■ **EXTRACTED DATA**
....
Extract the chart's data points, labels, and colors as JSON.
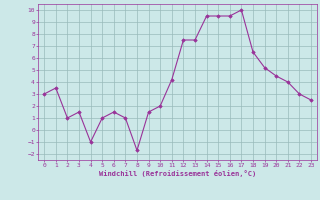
{
  "x": [
    0,
    1,
    2,
    3,
    4,
    5,
    6,
    7,
    8,
    9,
    10,
    11,
    12,
    13,
    14,
    15,
    16,
    17,
    18,
    19,
    20,
    21,
    22,
    23
  ],
  "y": [
    3,
    3.5,
    1,
    1.5,
    -1,
    1,
    1.5,
    1,
    -1.7,
    1.5,
    2,
    4.2,
    7.5,
    7.5,
    9.5,
    9.5,
    9.5,
    10,
    6.5,
    5.2,
    4.5,
    4,
    3,
    2.5
  ],
  "line_color": "#993399",
  "marker": "D",
  "marker_color": "#993399",
  "bg_color": "#cce8e8",
  "grid_color": "#99bbbb",
  "xlabel": "Windchill (Refroidissement éolien,°C)",
  "ylim": [
    -2.5,
    10.5
  ],
  "xlim": [
    -0.5,
    23.5
  ],
  "yticks": [
    -2,
    -1,
    0,
    1,
    2,
    3,
    4,
    5,
    6,
    7,
    8,
    9,
    10
  ],
  "xticks": [
    0,
    1,
    2,
    3,
    4,
    5,
    6,
    7,
    8,
    9,
    10,
    11,
    12,
    13,
    14,
    15,
    16,
    17,
    18,
    19,
    20,
    21,
    22,
    23
  ],
  "tick_color": "#993399",
  "label_color": "#993399",
  "figsize": [
    3.2,
    2.0
  ],
  "dpi": 100
}
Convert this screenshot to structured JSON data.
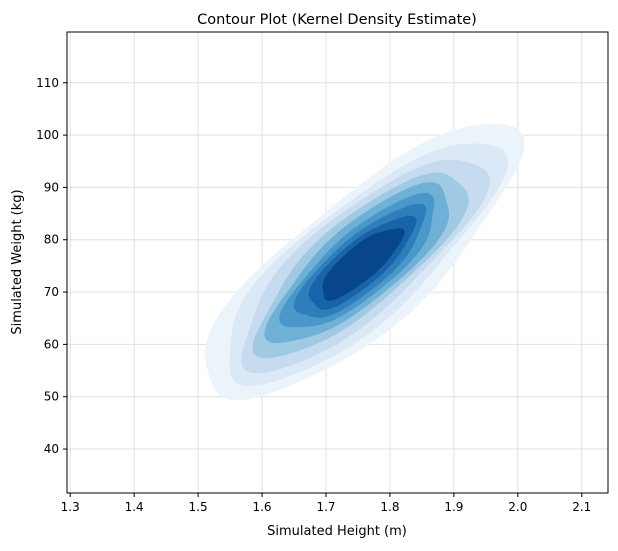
{
  "chart_data": {
    "type": "contour",
    "title": "Contour Plot (Kernel Density Estimate)",
    "xlabel": "Simulated Height (m)",
    "ylabel": "Simulated Weight (kg)",
    "xlim": [
      1.295,
      2.141
    ],
    "ylim": [
      31.6,
      119.7
    ],
    "xticks": [
      "1.3",
      "1.4",
      "1.5",
      "1.6",
      "1.7",
      "1.8",
      "1.9",
      "2.0",
      "2.1"
    ],
    "yticks": [
      "40",
      "50",
      "60",
      "70",
      "80",
      "90",
      "100",
      "110"
    ],
    "grid": true,
    "distribution": {
      "mean_x": 1.755,
      "mean_y": 75.5,
      "std_x": 0.075,
      "std_y": 8.0,
      "correlation": 0.8
    },
    "levels": [
      {
        "radius_sigma": 3.3,
        "color": "#ebf3fb"
      },
      {
        "radius_sigma": 2.9,
        "color": "#dbe9f6"
      },
      {
        "radius_sigma": 2.55,
        "color": "#c6dbef"
      },
      {
        "radius_sigma": 2.2,
        "color": "#a0cae1"
      },
      {
        "radius_sigma": 1.9,
        "color": "#6fb0d7"
      },
      {
        "radius_sigma": 1.6,
        "color": "#4a98c9"
      },
      {
        "radius_sigma": 1.35,
        "color": "#2f7ebc"
      },
      {
        "radius_sigma": 1.1,
        "color": "#1764ab"
      },
      {
        "radius_sigma": 0.85,
        "color": "#08468b"
      }
    ]
  }
}
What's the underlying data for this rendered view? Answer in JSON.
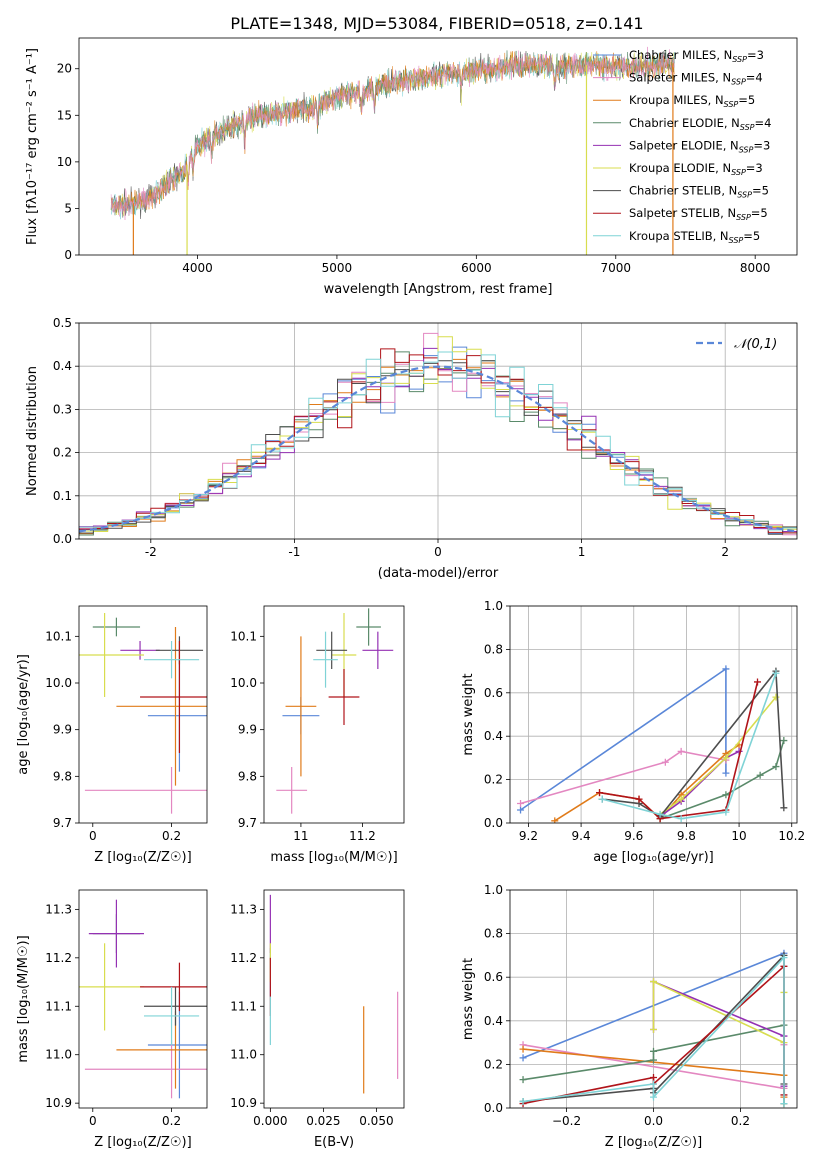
{
  "figure_title": "PLATE=1348, MJD=53084, FIBERID=0518, z=0.141",
  "colors": {
    "Chabrier MILES": "#5a87d8",
    "Salpeter MILES": "#e387c1",
    "Kroupa MILES": "#e07b1a",
    "Chabrier ELODIE": "#5a8a6a",
    "Salpeter ELODIE": "#9431b3",
    "Kroupa ELODIE": "#d8dd4f",
    "Chabrier STELIB": "#4d4d4d",
    "Salpeter STELIB": "#b0141a",
    "Kroupa STELIB": "#7fd3d6",
    "normal": "#5a87d8"
  },
  "chart_data": [
    {
      "id": "spectrum",
      "type": "line",
      "xlabel": "wavelength [Angstrom, rest frame]",
      "ylabel": "Flux [fλ10⁻¹⁷ erg cm⁻² s⁻¹ A⁻¹]",
      "xlim": [
        3150,
        8300
      ],
      "ylim": [
        0,
        23.3
      ],
      "xticks": [
        4000,
        5000,
        6000,
        7000,
        8000
      ],
      "yticks": [
        0,
        5,
        10,
        15,
        20
      ],
      "legend_position": "top-right",
      "legend": [
        {
          "label": "Chabrier MILES, N",
          "sub": "SSP",
          "eq": "=3",
          "model": "Chabrier MILES"
        },
        {
          "label": "Salpeter MILES, N",
          "sub": "SSP",
          "eq": "=4",
          "model": "Salpeter MILES"
        },
        {
          "label": "Kroupa MILES, N",
          "sub": "SSP",
          "eq": "=5",
          "model": "Kroupa MILES"
        },
        {
          "label": "Chabrier ELODIE, N",
          "sub": "SSP",
          "eq": "=4",
          "model": "Chabrier ELODIE"
        },
        {
          "label": "Salpeter ELODIE, N",
          "sub": "SSP",
          "eq": "=3",
          "model": "Salpeter ELODIE"
        },
        {
          "label": "Kroupa ELODIE, N",
          "sub": "SSP",
          "eq": "=3",
          "model": "Kroupa ELODIE"
        },
        {
          "label": "Chabrier STELIB, N",
          "sub": "SSP",
          "eq": "=5",
          "model": "Chabrier STELIB"
        },
        {
          "label": "Salpeter STELIB, N",
          "sub": "SSP",
          "eq": "=5",
          "model": "Salpeter STELIB"
        },
        {
          "label": "Kroupa STELIB, N",
          "sub": "SSP",
          "eq": "=5",
          "model": "Kroupa STELIB"
        }
      ],
      "continuum": [
        [
          3380,
          5.5
        ],
        [
          3500,
          5.4
        ],
        [
          3650,
          6
        ],
        [
          3800,
          8
        ],
        [
          3900,
          9
        ],
        [
          4000,
          11.8
        ],
        [
          4200,
          13.5
        ],
        [
          4400,
          14.8
        ],
        [
          4600,
          15.3
        ],
        [
          4800,
          15.8
        ],
        [
          5000,
          17
        ],
        [
          5200,
          17.6
        ],
        [
          5400,
          18.6
        ],
        [
          5600,
          19
        ],
        [
          5800,
          19.5
        ],
        [
          6000,
          19.8
        ],
        [
          6200,
          20.2
        ],
        [
          6400,
          20.5
        ],
        [
          6600,
          20.2
        ],
        [
          6800,
          20.4
        ],
        [
          7000,
          20.2
        ],
        [
          7200,
          20.3
        ],
        [
          7420,
          20.6
        ]
      ],
      "dropouts": [
        {
          "x": 3540,
          "model": "Kroupa MILES"
        },
        {
          "x": 3925,
          "model": "Kroupa ELODIE"
        },
        {
          "x": 6790,
          "model": "Kroupa ELODIE"
        },
        {
          "x": 7410,
          "model": "Kroupa MILES"
        }
      ]
    },
    {
      "id": "residuals",
      "type": "histogram",
      "xlabel": "(data-model)/error",
      "ylabel": "Normed distribution",
      "xlim": [
        -2.5,
        2.5
      ],
      "ylim": [
        0,
        0.5
      ],
      "xticks": [
        -2,
        -1,
        0,
        1,
        2
      ],
      "yticks": [
        0.0,
        0.1,
        0.2,
        0.3,
        0.4,
        0.5
      ],
      "bin_width": 0.1,
      "grid": true,
      "legend_position": "top-right",
      "legend_label": "𝒩(0,1)"
    },
    {
      "id": "age_vs_Z",
      "type": "errorbar",
      "xlabel": "Z [log₁₀(Z/Z☉)]",
      "ylabel": "age  [log₁₀(age/yr)]",
      "xlim": [
        -0.035,
        0.29
      ],
      "ylim": [
        9.7,
        10.165
      ],
      "xticks": [
        0.0,
        0.2
      ],
      "yticks": [
        9.7,
        9.8,
        9.9,
        10.0,
        10.1
      ],
      "points": [
        {
          "model": "Chabrier MILES",
          "x": 0.22,
          "xerr": 0.08,
          "y": 9.93,
          "yerr": 0.12
        },
        {
          "model": "Salpeter MILES",
          "x": 0.2,
          "xerr": 0.22,
          "y": 9.77,
          "yerr": 0.05
        },
        {
          "model": "Kroupa MILES",
          "x": 0.21,
          "xerr": 0.15,
          "y": 9.95,
          "yerr": 0.17
        },
        {
          "model": "Chabrier ELODIE",
          "x": 0.06,
          "xerr": 0.06,
          "y": 10.12,
          "yerr": 0.02
        },
        {
          "model": "Salpeter ELODIE",
          "x": 0.12,
          "xerr": 0.05,
          "y": 10.07,
          "yerr": 0.02
        },
        {
          "model": "Kroupa ELODIE",
          "x": 0.03,
          "xerr": 0.1,
          "y": 10.06,
          "yerr": 0.09
        },
        {
          "model": "Chabrier STELIB",
          "x": 0.22,
          "xerr": 0.06,
          "y": 10.07,
          "yerr": 0.03
        },
        {
          "model": "Salpeter STELIB",
          "x": 0.22,
          "xerr": 0.1,
          "y": 9.97,
          "yerr": 0.12
        },
        {
          "model": "Kroupa STELIB",
          "x": 0.2,
          "xerr": 0.07,
          "y": 10.05,
          "yerr": 0.04
        }
      ]
    },
    {
      "id": "age_vs_mass",
      "type": "errorbar",
      "xlabel": "mass [log₁₀(M/M☉)]",
      "ylabel": "",
      "xlim": [
        10.88,
        11.335
      ],
      "ylim": [
        9.7,
        10.165
      ],
      "xticks": [
        11.0,
        11.2
      ],
      "yticks": [
        9.7,
        9.8,
        9.9,
        10.0,
        10.1
      ],
      "points": [
        {
          "model": "Chabrier MILES",
          "x": 11.0,
          "xerr": 0.06,
          "y": 9.93,
          "yerr": 0.04
        },
        {
          "model": "Salpeter MILES",
          "x": 10.97,
          "xerr": 0.05,
          "y": 9.77,
          "yerr": 0.05
        },
        {
          "model": "Kroupa MILES",
          "x": 11.0,
          "xerr": 0.05,
          "y": 9.95,
          "yerr": 0.15
        },
        {
          "model": "Chabrier ELODIE",
          "x": 11.22,
          "xerr": 0.04,
          "y": 10.12,
          "yerr": 0.04
        },
        {
          "model": "Salpeter ELODIE",
          "x": 11.25,
          "xerr": 0.05,
          "y": 10.07,
          "yerr": 0.04
        },
        {
          "model": "Kroupa ELODIE",
          "x": 11.14,
          "xerr": 0.04,
          "y": 10.06,
          "yerr": 0.09
        },
        {
          "model": "Chabrier STELIB",
          "x": 11.1,
          "xerr": 0.05,
          "y": 10.07,
          "yerr": 0.04
        },
        {
          "model": "Salpeter STELIB",
          "x": 11.14,
          "xerr": 0.05,
          "y": 9.97,
          "yerr": 0.06
        },
        {
          "model": "Kroupa STELIB",
          "x": 11.08,
          "xerr": 0.04,
          "y": 10.05,
          "yerr": 0.06
        }
      ]
    },
    {
      "id": "mass_vs_Z",
      "type": "errorbar",
      "xlabel": "Z [log₁₀(Z/Z☉)]",
      "ylabel": "mass [log₁₀(M/M☉)]",
      "xlim": [
        -0.035,
        0.29
      ],
      "ylim": [
        10.89,
        11.34
      ],
      "xticks": [
        0.0,
        0.2
      ],
      "yticks": [
        10.9,
        11.0,
        11.1,
        11.2,
        11.3
      ],
      "points": [
        {
          "model": "Chabrier MILES",
          "x": 0.22,
          "xerr": 0.08,
          "y": 11.02,
          "yerr": 0.11
        },
        {
          "model": "Salpeter MILES",
          "x": 0.2,
          "xerr": 0.22,
          "y": 10.97,
          "yerr": 0.06
        },
        {
          "model": "Kroupa MILES",
          "x": 0.21,
          "xerr": 0.15,
          "y": 11.01,
          "yerr": 0.08
        },
        {
          "model": "Chabrier ELODIE",
          "x": 0.06,
          "xerr": 0.06,
          "y": 11.25,
          "yerr": 0.04
        },
        {
          "model": "Salpeter ELODIE",
          "x": 0.06,
          "xerr": 0.07,
          "y": 11.25,
          "yerr": 0.07
        },
        {
          "model": "Kroupa ELODIE",
          "x": 0.03,
          "xerr": 0.1,
          "y": 11.14,
          "yerr": 0.09
        },
        {
          "model": "Chabrier STELIB",
          "x": 0.21,
          "xerr": 0.08,
          "y": 11.1,
          "yerr": 0.04
        },
        {
          "model": "Salpeter STELIB",
          "x": 0.22,
          "xerr": 0.1,
          "y": 11.14,
          "yerr": 0.05
        },
        {
          "model": "Kroupa STELIB",
          "x": 0.2,
          "xerr": 0.07,
          "y": 11.08,
          "yerr": 0.06
        }
      ]
    },
    {
      "id": "mass_vs_EBV",
      "type": "errorbar",
      "xlabel": "E(B-V)",
      "ylabel": "",
      "xlim": [
        -0.003,
        0.063
      ],
      "ylim": [
        10.89,
        11.34
      ],
      "xticks": [
        0.0,
        0.025,
        0.05
      ],
      "xticklabels": [
        "0.000",
        "0.025",
        "0.050"
      ],
      "yticks": [
        10.9,
        11.0,
        11.1,
        11.2,
        11.3
      ],
      "points": [
        {
          "model": "Chabrier MILES",
          "x": 0.0,
          "xerr": 0,
          "y": 11.17,
          "yerr": 0.05
        },
        {
          "model": "Salpeter MILES",
          "x": 0.06,
          "xerr": 0,
          "y": 11.04,
          "yerr": 0.09
        },
        {
          "model": "Kroupa MILES",
          "x": 0.044,
          "xerr": 0,
          "y": 11.01,
          "yerr": 0.09
        },
        {
          "model": "Salpeter ELODIE",
          "x": 0.0,
          "xerr": 0,
          "y": 11.27,
          "yerr": 0.06
        },
        {
          "model": "Kroupa ELODIE",
          "x": 0.0,
          "xerr": 0,
          "y": 11.19,
          "yerr": 0.04
        },
        {
          "model": "Salpeter STELIB",
          "x": 0.0,
          "xerr": 0,
          "y": 11.14,
          "yerr": 0.06
        },
        {
          "model": "Kroupa STELIB",
          "x": 0.0,
          "xerr": 0,
          "y": 11.07,
          "yerr": 0.05
        }
      ]
    },
    {
      "id": "weights_vs_age",
      "type": "line",
      "xlabel": "age  [log₁₀(age/yr)]",
      "ylabel": "mass weight",
      "xlim": [
        9.13,
        10.22
      ],
      "ylim": [
        0,
        1.0
      ],
      "xticks": [
        9.2,
        9.4,
        9.6,
        9.8,
        10.0,
        10.2
      ],
      "yticks": [
        0.0,
        0.2,
        0.4,
        0.6,
        0.8,
        1.0
      ],
      "grid": true,
      "series": [
        {
          "model": "Chabrier MILES",
          "x": [
            9.17,
            9.95,
            9.95
          ],
          "y": [
            0.06,
            0.71,
            0.23
          ]
        },
        {
          "model": "Salpeter MILES",
          "x": [
            9.17,
            9.72,
            9.78,
            9.95
          ],
          "y": [
            0.09,
            0.28,
            0.33,
            0.29
          ]
        },
        {
          "model": "Kroupa MILES",
          "x": [
            9.3,
            9.47,
            9.62,
            9.7,
            9.78,
            9.95,
            10.0
          ],
          "y": [
            0.01,
            0.14,
            0.11,
            0.02,
            0.13,
            0.32,
            0.36
          ]
        },
        {
          "model": "Chabrier ELODIE",
          "x": [
            9.7,
            9.95,
            10.08,
            10.14,
            10.17
          ],
          "y": [
            0.02,
            0.13,
            0.22,
            0.26,
            0.38
          ]
        },
        {
          "model": "Salpeter ELODIE",
          "x": [
            9.7,
            9.78,
            9.95,
            10.0
          ],
          "y": [
            0.03,
            0.1,
            0.3,
            0.33
          ]
        },
        {
          "model": "Kroupa ELODIE",
          "x": [
            9.7,
            9.78,
            9.95,
            10.14
          ],
          "y": [
            0.04,
            0.11,
            0.3,
            0.58
          ]
        },
        {
          "model": "Chabrier STELIB",
          "x": [
            9.48,
            9.62,
            9.7,
            10.14,
            10.17
          ],
          "y": [
            0.11,
            0.09,
            0.03,
            0.7,
            0.07
          ]
        },
        {
          "model": "Salpeter STELIB",
          "x": [
            9.47,
            9.62,
            9.7,
            9.95,
            10.07
          ],
          "y": [
            0.14,
            0.11,
            0.02,
            0.06,
            0.65
          ]
        },
        {
          "model": "Kroupa STELIB",
          "x": [
            9.48,
            9.7,
            9.78,
            9.95,
            10.14
          ],
          "y": [
            0.11,
            0.04,
            0.02,
            0.05,
            0.69
          ]
        }
      ]
    },
    {
      "id": "weights_vs_Z",
      "type": "line",
      "xlabel": "Z [log₁₀(Z/Z☉)]",
      "ylabel": "mass weight",
      "xlim": [
        -0.33,
        0.33
      ],
      "ylim": [
        0,
        1.0
      ],
      "xticks": [
        -0.2,
        0.0,
        0.2
      ],
      "xticklabels": [
        "−0.2",
        "0.0",
        "0.2"
      ],
      "yticks": [
        0.0,
        0.2,
        0.4,
        0.6,
        0.8,
        1.0
      ],
      "grid": true,
      "series": [
        {
          "model": "Chabrier MILES",
          "x": [
            -0.3,
            0.3
          ],
          "y": [
            0.23,
            0.71
          ]
        },
        {
          "model": "Salpeter MILES",
          "x": [
            -0.3,
            0.3,
            0.3
          ],
          "y": [
            0.29,
            0.09,
            0.29
          ]
        },
        {
          "model": "Kroupa MILES",
          "x": [
            -0.3,
            0.3,
            0.3,
            0.3
          ],
          "y": [
            0.27,
            0.15,
            0.05,
            0.02
          ]
        },
        {
          "model": "Chabrier ELODIE",
          "x": [
            -0.3,
            0.0,
            0.0,
            0.3,
            0.3
          ],
          "y": [
            0.13,
            0.22,
            0.26,
            0.38,
            0.02
          ]
        },
        {
          "model": "Salpeter ELODIE",
          "x": [
            0.0,
            0.0,
            0.3,
            0.3
          ],
          "y": [
            0.36,
            0.58,
            0.33,
            0.1
          ]
        },
        {
          "model": "Kroupa ELODIE",
          "x": [
            0.0,
            0.0,
            0.3,
            0.3
          ],
          "y": [
            0.36,
            0.58,
            0.3,
            0.53
          ]
        },
        {
          "model": "Chabrier STELIB",
          "x": [
            -0.3,
            0.0,
            0.0,
            0.3,
            0.3
          ],
          "y": [
            0.03,
            0.09,
            0.07,
            0.7,
            0.11
          ]
        },
        {
          "model": "Salpeter STELIB",
          "x": [
            -0.3,
            0.0,
            0.0,
            0.3,
            0.3
          ],
          "y": [
            0.02,
            0.14,
            0.11,
            0.65,
            0.06
          ]
        },
        {
          "model": "Kroupa STELIB",
          "x": [
            -0.3,
            0.0,
            0.0,
            0.3,
            0.3
          ],
          "y": [
            0.03,
            0.11,
            0.05,
            0.69,
            0.02
          ]
        }
      ]
    }
  ]
}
....
■ **WHAT THE EXERCISE ASKS**
List all lines in the material containing the string "colors".

■ **RIGHT ANSWER**
Extract the chart's data points, labels, and colors as JSON.
  "colors": {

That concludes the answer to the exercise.